Work to be completed
The records below are to be quoted in full; please keep every word exact.

Collected data
- - - -

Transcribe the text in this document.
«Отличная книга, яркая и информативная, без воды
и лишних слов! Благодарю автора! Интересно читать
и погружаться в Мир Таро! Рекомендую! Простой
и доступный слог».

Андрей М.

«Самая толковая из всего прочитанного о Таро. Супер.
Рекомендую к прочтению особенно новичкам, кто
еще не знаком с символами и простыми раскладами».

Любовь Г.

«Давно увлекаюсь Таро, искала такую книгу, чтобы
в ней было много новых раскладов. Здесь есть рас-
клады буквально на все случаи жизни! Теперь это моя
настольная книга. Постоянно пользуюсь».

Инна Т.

- - - -

Task solution
Transcribe the text in this document.
«Отличная книга, яркая и информативная, без воды
и лишних слов! Благодарю автора! Интересно читать
и погружаться в Мир Таро! Рекомендую! Простой
и доступный слог».

Андрей М.

«Самая толковая из всего прочитанного о Таро. Супер.
Рекомендую к прочтению особенно новичкам, кто
еще не знаком с символами и простыми раскладами».

Любовь Г.

«Давно увлекаюсь Таро, искала такую книгу, чтобы
в ней было много новых раскладов. Здесь есть рас-
клады буквально на все случаи жизни! Теперь это моя
настольная книга. Постоянно пользуюсь».

Инна Т.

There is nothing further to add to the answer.